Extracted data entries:
====

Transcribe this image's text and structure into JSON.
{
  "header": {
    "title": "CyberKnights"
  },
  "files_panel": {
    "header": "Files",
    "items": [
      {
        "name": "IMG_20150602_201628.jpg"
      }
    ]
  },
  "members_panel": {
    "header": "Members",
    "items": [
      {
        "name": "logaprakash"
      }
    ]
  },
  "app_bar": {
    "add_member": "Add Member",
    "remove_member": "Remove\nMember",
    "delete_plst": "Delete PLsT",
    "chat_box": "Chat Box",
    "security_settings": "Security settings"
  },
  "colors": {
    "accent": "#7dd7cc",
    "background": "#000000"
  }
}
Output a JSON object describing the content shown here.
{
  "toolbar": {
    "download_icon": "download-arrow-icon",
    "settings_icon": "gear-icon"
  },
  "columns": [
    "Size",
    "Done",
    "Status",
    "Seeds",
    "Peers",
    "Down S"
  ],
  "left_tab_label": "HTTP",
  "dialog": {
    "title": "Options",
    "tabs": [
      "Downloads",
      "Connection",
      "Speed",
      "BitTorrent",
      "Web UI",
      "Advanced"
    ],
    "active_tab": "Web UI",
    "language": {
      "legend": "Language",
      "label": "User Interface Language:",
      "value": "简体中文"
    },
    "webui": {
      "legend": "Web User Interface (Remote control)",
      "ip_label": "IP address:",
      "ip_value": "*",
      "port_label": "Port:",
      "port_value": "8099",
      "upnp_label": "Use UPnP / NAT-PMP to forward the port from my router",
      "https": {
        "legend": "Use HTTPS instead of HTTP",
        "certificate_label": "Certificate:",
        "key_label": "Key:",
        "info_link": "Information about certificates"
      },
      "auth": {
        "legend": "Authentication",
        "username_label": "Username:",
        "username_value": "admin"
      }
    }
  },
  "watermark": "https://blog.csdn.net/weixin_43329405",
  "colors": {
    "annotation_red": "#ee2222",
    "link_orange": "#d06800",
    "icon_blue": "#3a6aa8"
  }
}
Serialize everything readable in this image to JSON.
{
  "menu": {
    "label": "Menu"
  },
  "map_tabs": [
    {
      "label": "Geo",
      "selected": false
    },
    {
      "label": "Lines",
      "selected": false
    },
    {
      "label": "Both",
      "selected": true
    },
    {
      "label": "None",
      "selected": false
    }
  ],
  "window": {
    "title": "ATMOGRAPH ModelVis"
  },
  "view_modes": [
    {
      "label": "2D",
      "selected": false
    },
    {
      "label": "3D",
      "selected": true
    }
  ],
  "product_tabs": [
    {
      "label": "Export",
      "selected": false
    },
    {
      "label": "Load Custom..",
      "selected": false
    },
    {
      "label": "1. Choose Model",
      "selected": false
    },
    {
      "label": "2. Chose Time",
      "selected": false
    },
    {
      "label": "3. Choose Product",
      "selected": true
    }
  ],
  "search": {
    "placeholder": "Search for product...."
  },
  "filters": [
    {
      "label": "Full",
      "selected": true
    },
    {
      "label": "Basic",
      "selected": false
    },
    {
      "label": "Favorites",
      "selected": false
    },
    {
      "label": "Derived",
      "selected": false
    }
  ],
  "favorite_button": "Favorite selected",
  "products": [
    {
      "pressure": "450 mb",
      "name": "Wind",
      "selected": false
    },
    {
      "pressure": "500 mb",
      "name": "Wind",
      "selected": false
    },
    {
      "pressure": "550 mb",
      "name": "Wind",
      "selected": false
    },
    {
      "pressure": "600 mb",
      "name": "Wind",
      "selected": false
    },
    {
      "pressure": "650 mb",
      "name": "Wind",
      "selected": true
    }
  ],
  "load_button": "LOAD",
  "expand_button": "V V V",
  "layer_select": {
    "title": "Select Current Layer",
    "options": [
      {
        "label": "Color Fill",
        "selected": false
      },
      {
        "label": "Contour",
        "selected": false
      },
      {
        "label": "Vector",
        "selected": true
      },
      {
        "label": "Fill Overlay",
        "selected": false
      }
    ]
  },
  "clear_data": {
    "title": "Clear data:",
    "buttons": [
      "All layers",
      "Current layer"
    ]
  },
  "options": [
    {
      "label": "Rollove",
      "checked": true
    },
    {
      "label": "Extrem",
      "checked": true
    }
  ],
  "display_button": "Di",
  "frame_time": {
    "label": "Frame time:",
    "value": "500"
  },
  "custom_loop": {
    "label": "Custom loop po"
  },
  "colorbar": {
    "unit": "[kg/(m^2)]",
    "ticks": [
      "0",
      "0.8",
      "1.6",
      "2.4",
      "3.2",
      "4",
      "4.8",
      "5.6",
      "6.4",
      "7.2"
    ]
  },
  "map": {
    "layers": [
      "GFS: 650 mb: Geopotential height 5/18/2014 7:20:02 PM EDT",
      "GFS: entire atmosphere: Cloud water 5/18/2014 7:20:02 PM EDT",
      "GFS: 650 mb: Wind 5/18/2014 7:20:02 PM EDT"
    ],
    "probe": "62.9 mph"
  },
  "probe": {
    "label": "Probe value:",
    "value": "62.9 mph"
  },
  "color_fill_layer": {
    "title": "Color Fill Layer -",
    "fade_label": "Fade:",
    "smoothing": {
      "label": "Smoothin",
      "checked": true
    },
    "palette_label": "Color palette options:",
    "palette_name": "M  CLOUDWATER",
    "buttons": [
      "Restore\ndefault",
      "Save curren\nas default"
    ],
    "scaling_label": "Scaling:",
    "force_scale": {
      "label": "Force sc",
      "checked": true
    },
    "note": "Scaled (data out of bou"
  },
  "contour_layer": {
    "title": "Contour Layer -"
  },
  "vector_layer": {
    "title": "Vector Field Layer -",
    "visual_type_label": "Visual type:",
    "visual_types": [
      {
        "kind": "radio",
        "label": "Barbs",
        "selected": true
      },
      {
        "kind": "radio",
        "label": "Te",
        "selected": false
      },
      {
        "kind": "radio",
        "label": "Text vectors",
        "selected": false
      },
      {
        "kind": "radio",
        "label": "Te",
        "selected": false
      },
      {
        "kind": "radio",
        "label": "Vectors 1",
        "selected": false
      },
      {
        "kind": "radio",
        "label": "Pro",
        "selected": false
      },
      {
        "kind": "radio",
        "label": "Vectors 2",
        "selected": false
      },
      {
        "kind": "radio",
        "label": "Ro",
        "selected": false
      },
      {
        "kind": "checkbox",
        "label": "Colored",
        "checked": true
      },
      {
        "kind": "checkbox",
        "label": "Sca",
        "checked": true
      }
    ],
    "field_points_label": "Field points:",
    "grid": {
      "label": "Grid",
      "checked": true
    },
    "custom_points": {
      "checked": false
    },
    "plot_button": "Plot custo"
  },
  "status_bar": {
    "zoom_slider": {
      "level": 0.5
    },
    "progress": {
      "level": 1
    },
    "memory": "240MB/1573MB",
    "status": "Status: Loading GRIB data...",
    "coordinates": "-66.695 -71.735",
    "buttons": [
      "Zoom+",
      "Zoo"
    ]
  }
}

====

§ What you are asked to do:
Make a list of all lines in the data that contain "Field".

§ The output:
    "title": "Vector Field Layer -",
    "field_points_label": "Field points:",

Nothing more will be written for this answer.